[Given data]
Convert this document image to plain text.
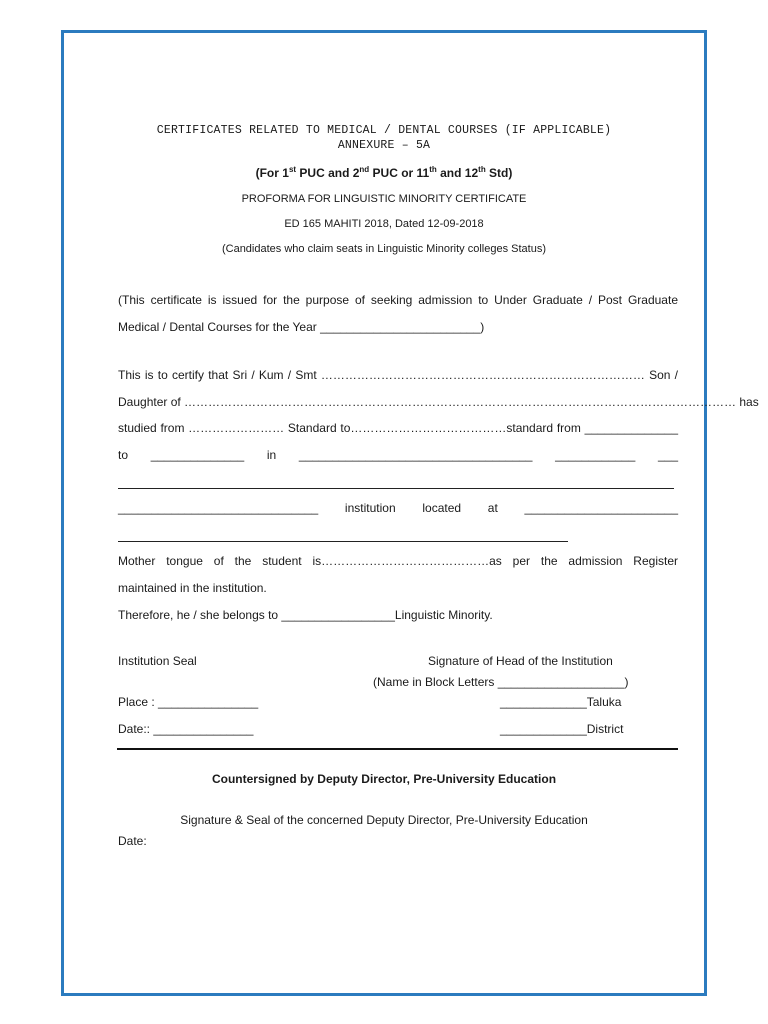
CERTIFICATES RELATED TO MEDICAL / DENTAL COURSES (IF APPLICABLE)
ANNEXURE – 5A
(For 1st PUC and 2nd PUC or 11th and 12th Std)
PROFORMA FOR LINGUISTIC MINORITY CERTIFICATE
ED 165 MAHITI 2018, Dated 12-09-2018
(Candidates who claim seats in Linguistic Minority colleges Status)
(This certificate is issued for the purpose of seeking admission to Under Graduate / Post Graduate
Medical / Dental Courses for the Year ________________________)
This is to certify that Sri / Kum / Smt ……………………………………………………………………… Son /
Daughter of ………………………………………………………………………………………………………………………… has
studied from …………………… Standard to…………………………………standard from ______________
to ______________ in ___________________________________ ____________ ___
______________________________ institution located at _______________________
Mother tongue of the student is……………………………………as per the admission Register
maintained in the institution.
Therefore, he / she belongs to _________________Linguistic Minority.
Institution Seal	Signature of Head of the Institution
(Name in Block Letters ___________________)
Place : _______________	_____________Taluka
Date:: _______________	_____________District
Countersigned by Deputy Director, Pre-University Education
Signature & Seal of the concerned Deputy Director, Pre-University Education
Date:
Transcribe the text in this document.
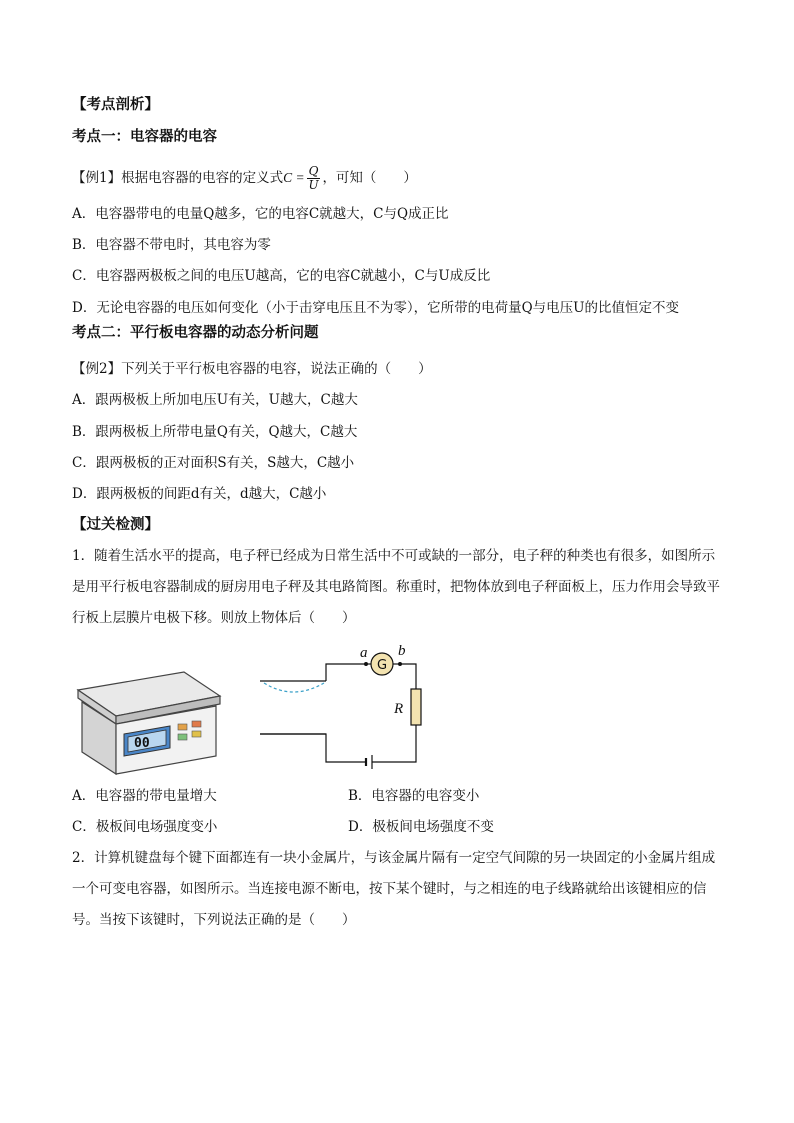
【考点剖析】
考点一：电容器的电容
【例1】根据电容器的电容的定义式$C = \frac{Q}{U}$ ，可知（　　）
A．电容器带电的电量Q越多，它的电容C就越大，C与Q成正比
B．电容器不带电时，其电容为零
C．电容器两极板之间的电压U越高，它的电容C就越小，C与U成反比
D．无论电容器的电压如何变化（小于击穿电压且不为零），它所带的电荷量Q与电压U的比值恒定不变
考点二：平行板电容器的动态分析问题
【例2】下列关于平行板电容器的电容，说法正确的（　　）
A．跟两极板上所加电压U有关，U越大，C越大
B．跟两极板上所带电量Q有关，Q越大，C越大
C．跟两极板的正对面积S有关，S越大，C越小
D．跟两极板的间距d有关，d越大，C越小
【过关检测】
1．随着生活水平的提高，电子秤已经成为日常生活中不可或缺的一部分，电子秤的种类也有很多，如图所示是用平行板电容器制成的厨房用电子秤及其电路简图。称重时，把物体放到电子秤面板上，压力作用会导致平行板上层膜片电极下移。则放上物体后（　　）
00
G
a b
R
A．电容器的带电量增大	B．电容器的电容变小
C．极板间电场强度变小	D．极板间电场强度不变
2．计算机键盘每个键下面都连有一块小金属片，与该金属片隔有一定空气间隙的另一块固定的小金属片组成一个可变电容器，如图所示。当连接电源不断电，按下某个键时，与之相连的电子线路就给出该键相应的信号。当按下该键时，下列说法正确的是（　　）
--
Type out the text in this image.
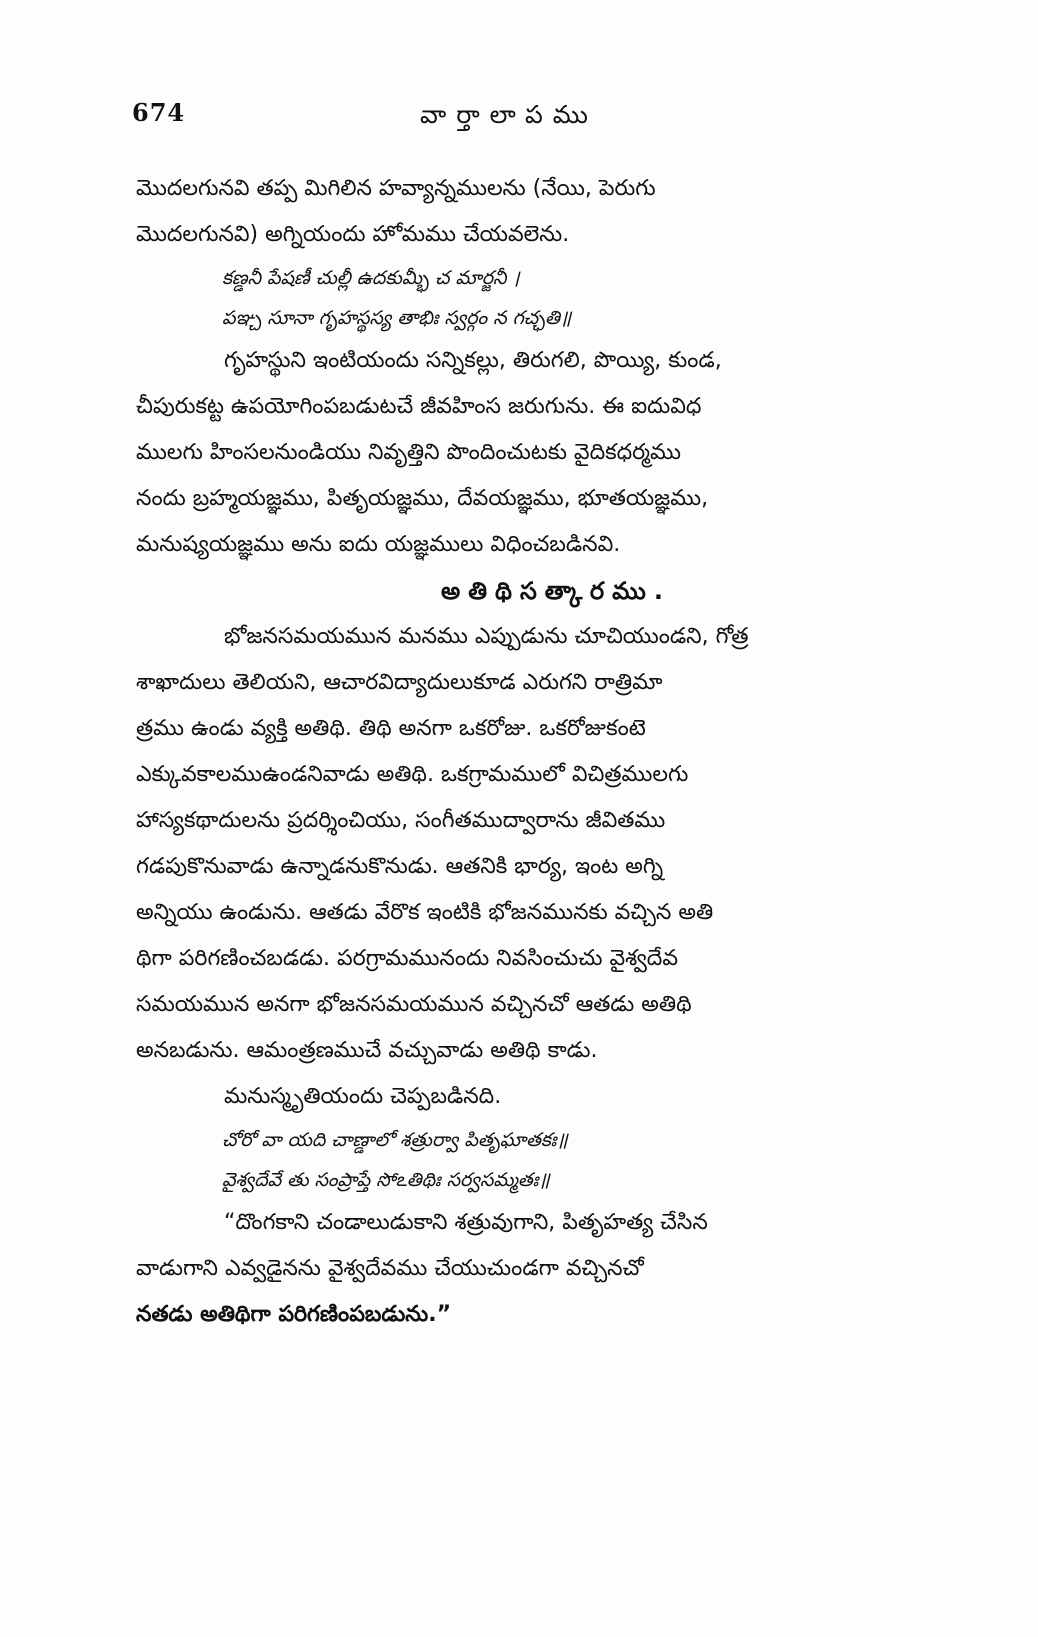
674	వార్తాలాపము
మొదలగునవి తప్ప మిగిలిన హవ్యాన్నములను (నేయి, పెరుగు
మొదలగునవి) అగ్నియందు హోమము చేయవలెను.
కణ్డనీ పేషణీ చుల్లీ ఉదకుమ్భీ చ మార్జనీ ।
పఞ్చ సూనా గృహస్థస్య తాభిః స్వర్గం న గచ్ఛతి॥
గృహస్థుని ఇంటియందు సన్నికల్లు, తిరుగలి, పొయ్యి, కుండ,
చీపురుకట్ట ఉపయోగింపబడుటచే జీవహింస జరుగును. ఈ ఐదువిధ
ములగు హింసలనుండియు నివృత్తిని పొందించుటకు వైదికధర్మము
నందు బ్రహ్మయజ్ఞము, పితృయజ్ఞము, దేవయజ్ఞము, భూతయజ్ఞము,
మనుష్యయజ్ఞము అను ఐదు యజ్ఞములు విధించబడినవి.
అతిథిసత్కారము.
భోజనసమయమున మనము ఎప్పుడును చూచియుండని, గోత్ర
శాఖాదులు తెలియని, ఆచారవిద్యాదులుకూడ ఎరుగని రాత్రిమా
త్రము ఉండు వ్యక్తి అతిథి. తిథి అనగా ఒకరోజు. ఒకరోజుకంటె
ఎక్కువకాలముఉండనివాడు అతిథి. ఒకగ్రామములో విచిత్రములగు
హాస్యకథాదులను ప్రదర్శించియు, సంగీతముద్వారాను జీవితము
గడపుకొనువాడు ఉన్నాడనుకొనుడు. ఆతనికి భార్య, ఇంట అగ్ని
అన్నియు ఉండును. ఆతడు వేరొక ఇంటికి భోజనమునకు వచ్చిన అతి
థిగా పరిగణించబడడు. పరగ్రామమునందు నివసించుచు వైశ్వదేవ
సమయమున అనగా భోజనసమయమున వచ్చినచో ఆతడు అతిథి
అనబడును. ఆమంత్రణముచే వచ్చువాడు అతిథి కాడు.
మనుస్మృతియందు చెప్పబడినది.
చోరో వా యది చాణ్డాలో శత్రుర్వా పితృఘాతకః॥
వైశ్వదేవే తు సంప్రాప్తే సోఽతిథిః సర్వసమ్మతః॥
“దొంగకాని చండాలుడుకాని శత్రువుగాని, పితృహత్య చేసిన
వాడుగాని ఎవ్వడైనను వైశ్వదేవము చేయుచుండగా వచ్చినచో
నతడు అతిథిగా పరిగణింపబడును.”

[What you should do] Reproduce each line from the records that contains the word "admission".

[Written answer]
(This certificate is issued for the purpose of seeking admission to Under Graduate / Post Graduate
Mother tongue of the student is……………………………………as per the admission Register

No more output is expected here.